:: EXERCISE TASK ::
For each line below that contains the string "from", copy that line.
___ SUPPLIED RECORDS
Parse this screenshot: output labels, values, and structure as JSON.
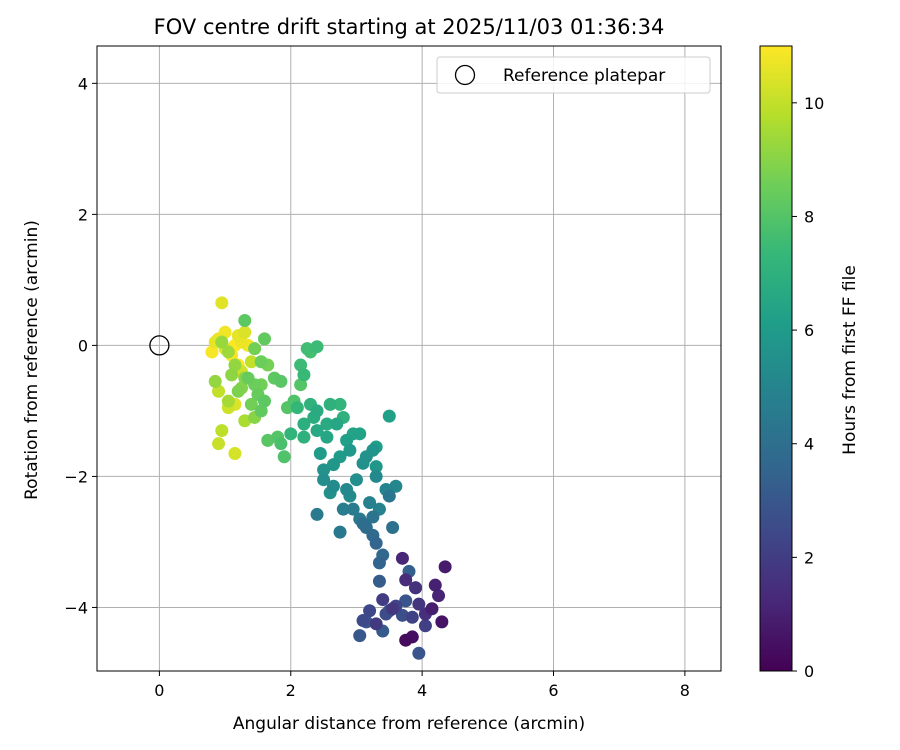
{
  "chart_data": {
    "type": "scatter",
    "title": "FOV centre drift starting at 2025/11/03 01:36:34",
    "xlabel": "Angular distance from reference (arcmin)",
    "ylabel": "Rotation from reference (arcmin)",
    "xlim": [
      -0.95,
      8.55
    ],
    "ylim": [
      -4.97,
      4.57
    ],
    "xticks": [
      0,
      2,
      4,
      6,
      8
    ],
    "xtick_labels": [
      "0",
      "2",
      "4",
      "6",
      "8"
    ],
    "yticks": [
      4,
      2,
      0,
      -2,
      -4
    ],
    "ytick_labels": [
      "4",
      "2",
      "0",
      "−2",
      "−4"
    ],
    "grid": true,
    "legend": {
      "position": "top-right",
      "entries": [
        "Reference platepar"
      ]
    },
    "reference_point": {
      "x": 0,
      "y": 0,
      "label": "Reference platepar"
    },
    "colorbar": {
      "label": "Hours from first FF file",
      "min": 0,
      "max": 11,
      "ticks": [
        0,
        2,
        4,
        6,
        8,
        10
      ],
      "tick_labels": [
        "0",
        "2",
        "4",
        "6",
        "8",
        "10"
      ],
      "colormap": "viridis",
      "stops": [
        "#440154",
        "#482878",
        "#3e4989",
        "#31688e",
        "#26828e",
        "#1f9e89",
        "#35b779",
        "#6ece58",
        "#b5de2b",
        "#fde725"
      ]
    },
    "series": [
      {
        "name": "FOV centre",
        "points": [
          [
            3.75,
            -4.5,
            0.3
          ],
          [
            3.85,
            -4.45,
            0.4
          ],
          [
            4.3,
            -4.22,
            0.6
          ],
          [
            4.35,
            -3.38,
            0.8
          ],
          [
            4.15,
            -4.02,
            0.9
          ],
          [
            4.2,
            -3.66,
            1.0
          ],
          [
            4.25,
            -3.82,
            1.1
          ],
          [
            3.7,
            -3.25,
            1.2
          ],
          [
            3.75,
            -3.58,
            1.4
          ],
          [
            4.05,
            -4.1,
            1.5
          ],
          [
            3.9,
            -3.7,
            1.6
          ],
          [
            3.95,
            -3.95,
            1.7
          ],
          [
            3.55,
            -4.02,
            1.8
          ],
          [
            3.3,
            -4.25,
            1.9
          ],
          [
            3.4,
            -3.88,
            2.0
          ],
          [
            4.05,
            -4.28,
            2.1
          ],
          [
            3.85,
            -4.15,
            2.2
          ],
          [
            3.6,
            -3.98,
            2.3
          ],
          [
            3.2,
            -4.05,
            2.4
          ],
          [
            3.1,
            -4.2,
            2.5
          ],
          [
            3.45,
            -4.1,
            2.6
          ],
          [
            3.7,
            -4.12,
            2.7
          ],
          [
            3.5,
            -4.05,
            2.8
          ],
          [
            3.95,
            -4.7,
            2.9
          ],
          [
            3.15,
            -4.22,
            3.0
          ],
          [
            3.05,
            -4.43,
            3.0
          ],
          [
            3.4,
            -4.36,
            3.1
          ],
          [
            3.35,
            -3.6,
            3.2
          ],
          [
            3.8,
            -3.45,
            3.3
          ],
          [
            3.9,
            -3.7,
            3.2
          ],
          [
            3.75,
            -3.9,
            2.9
          ],
          [
            3.35,
            -3.32,
            3.5
          ],
          [
            3.3,
            -3.02,
            3.6
          ],
          [
            3.25,
            -2.9,
            3.8
          ],
          [
            3.4,
            -3.2,
            3.7
          ],
          [
            3.15,
            -2.78,
            3.9
          ],
          [
            3.1,
            -2.72,
            4.0
          ],
          [
            3.55,
            -2.78,
            4.1
          ],
          [
            3.25,
            -2.62,
            4.2
          ],
          [
            3.5,
            -2.3,
            4.3
          ],
          [
            2.75,
            -2.85,
            4.4
          ],
          [
            3.05,
            -2.65,
            4.5
          ],
          [
            2.95,
            -2.5,
            4.6
          ],
          [
            2.4,
            -2.58,
            4.5
          ],
          [
            2.8,
            -2.5,
            4.7
          ],
          [
            3.2,
            -2.4,
            4.8
          ],
          [
            3.35,
            -2.5,
            4.9
          ],
          [
            3.45,
            -2.2,
            5.0
          ],
          [
            3.6,
            -2.15,
            5.1
          ],
          [
            3.3,
            -2.0,
            5.2
          ],
          [
            2.9,
            -2.3,
            5.3
          ],
          [
            2.85,
            -2.2,
            5.2
          ],
          [
            3.0,
            -2.05,
            5.4
          ],
          [
            2.6,
            -2.25,
            5.5
          ],
          [
            2.5,
            -1.9,
            5.6
          ],
          [
            3.1,
            -1.8,
            5.5
          ],
          [
            3.25,
            -1.6,
            5.7
          ],
          [
            3.3,
            -1.85,
            5.8
          ],
          [
            3.15,
            -1.7,
            5.6
          ],
          [
            2.9,
            -1.6,
            5.9
          ],
          [
            2.75,
            -1.7,
            6.0
          ],
          [
            2.65,
            -1.82,
            5.8
          ],
          [
            2.45,
            -1.65,
            6.0
          ],
          [
            3.3,
            -1.55,
            6.1
          ],
          [
            3.5,
            -1.08,
            6.2
          ],
          [
            3.05,
            -1.35,
            6.3
          ],
          [
            2.85,
            -1.45,
            6.2
          ],
          [
            2.95,
            -1.35,
            6.4
          ],
          [
            2.55,
            -1.4,
            6.5
          ],
          [
            2.4,
            -1.3,
            6.6
          ],
          [
            2.7,
            -1.2,
            6.5
          ],
          [
            2.55,
            -1.2,
            6.7
          ],
          [
            2.35,
            -1.1,
            6.8
          ],
          [
            2.2,
            -1.2,
            6.9
          ],
          [
            2.6,
            -0.9,
            7.0
          ],
          [
            2.4,
            -1.0,
            6.7
          ],
          [
            2.3,
            -0.9,
            7.1
          ],
          [
            2.8,
            -1.1,
            7.0
          ],
          [
            2.75,
            -0.9,
            7.2
          ],
          [
            2.1,
            -0.95,
            7.3
          ],
          [
            2.0,
            -1.35,
            7.2
          ],
          [
            2.2,
            -0.45,
            7.4
          ],
          [
            2.15,
            -0.3,
            7.5
          ],
          [
            2.25,
            -0.05,
            7.6
          ],
          [
            2.4,
            -0.02,
            7.5
          ],
          [
            2.3,
            -0.1,
            7.7
          ],
          [
            2.65,
            -2.15,
            5.3
          ],
          [
            2.5,
            -2.05,
            5.4
          ],
          [
            2.2,
            -1.4,
            7.0
          ],
          [
            1.85,
            -1.5,
            7.8
          ],
          [
            1.8,
            -1.4,
            8.0
          ],
          [
            1.9,
            -1.7,
            7.9
          ],
          [
            1.65,
            -1.45,
            8.1
          ],
          [
            1.95,
            -0.95,
            8.0
          ],
          [
            2.05,
            -0.85,
            7.9
          ],
          [
            2.15,
            -0.6,
            8.0
          ],
          [
            1.75,
            -0.5,
            8.2
          ],
          [
            1.85,
            -0.55,
            8.1
          ],
          [
            1.55,
            -1.0,
            8.3
          ],
          [
            1.6,
            -0.85,
            8.2
          ],
          [
            1.5,
            -0.75,
            8.4
          ],
          [
            1.45,
            -0.6,
            8.5
          ],
          [
            1.35,
            -0.5,
            8.4
          ],
          [
            1.3,
            0.38,
            8.2
          ],
          [
            1.6,
            0.1,
            8.3
          ],
          [
            1.55,
            -0.25,
            8.5
          ],
          [
            1.45,
            -0.05,
            8.6
          ],
          [
            1.65,
            -0.3,
            8.7
          ],
          [
            1.2,
            -0.7,
            8.8
          ],
          [
            1.25,
            -0.65,
            8.9
          ],
          [
            1.3,
            -0.5,
            9.0
          ],
          [
            1.1,
            -0.45,
            9.1
          ],
          [
            1.15,
            -0.3,
            9.2
          ],
          [
            1.05,
            -0.1,
            9.4
          ],
          [
            0.95,
            0.05,
            9.3
          ],
          [
            1.4,
            -0.9,
            8.6
          ],
          [
            1.55,
            -0.6,
            8.6
          ],
          [
            0.85,
            -0.55,
            9.2
          ],
          [
            1.05,
            -0.85,
            9.5
          ],
          [
            1.45,
            -1.1,
            9.0
          ],
          [
            1.3,
            -1.15,
            9.6
          ],
          [
            0.95,
            -1.3,
            9.9
          ],
          [
            0.9,
            -1.5,
            10.1
          ],
          [
            1.15,
            -1.65,
            10.3
          ],
          [
            0.9,
            -0.7,
            10.0
          ],
          [
            1.05,
            -0.95,
            10.2
          ],
          [
            1.15,
            -0.9,
            10.4
          ],
          [
            0.95,
            0.65,
            10.5
          ],
          [
            0.85,
            0.05,
            10.6
          ],
          [
            0.9,
            0.1,
            10.7
          ],
          [
            1.0,
            0.2,
            10.8
          ],
          [
            0.8,
            -0.1,
            10.9
          ],
          [
            1.2,
            0.15,
            10.6
          ],
          [
            1.25,
            0.05,
            10.7
          ],
          [
            1.35,
            0.0,
            10.8
          ],
          [
            1.1,
            -0.15,
            10.9
          ],
          [
            1.2,
            -0.3,
            11.0
          ],
          [
            1.0,
            -0.05,
            10.5
          ],
          [
            1.3,
            0.2,
            10.4
          ],
          [
            1.25,
            -0.4,
            10.2
          ],
          [
            1.4,
            -0.25,
            10.0
          ],
          [
            1.15,
            0.0,
            11.0
          ]
        ]
      }
    ]
  }
}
______
:: SOLUTION TO THE EXERCISE ::
    "xlabel": "Angular distance from reference (arcmin)",
    "ylabel": "Rotation from reference (arcmin)",
      "label": "Hours from first FF file",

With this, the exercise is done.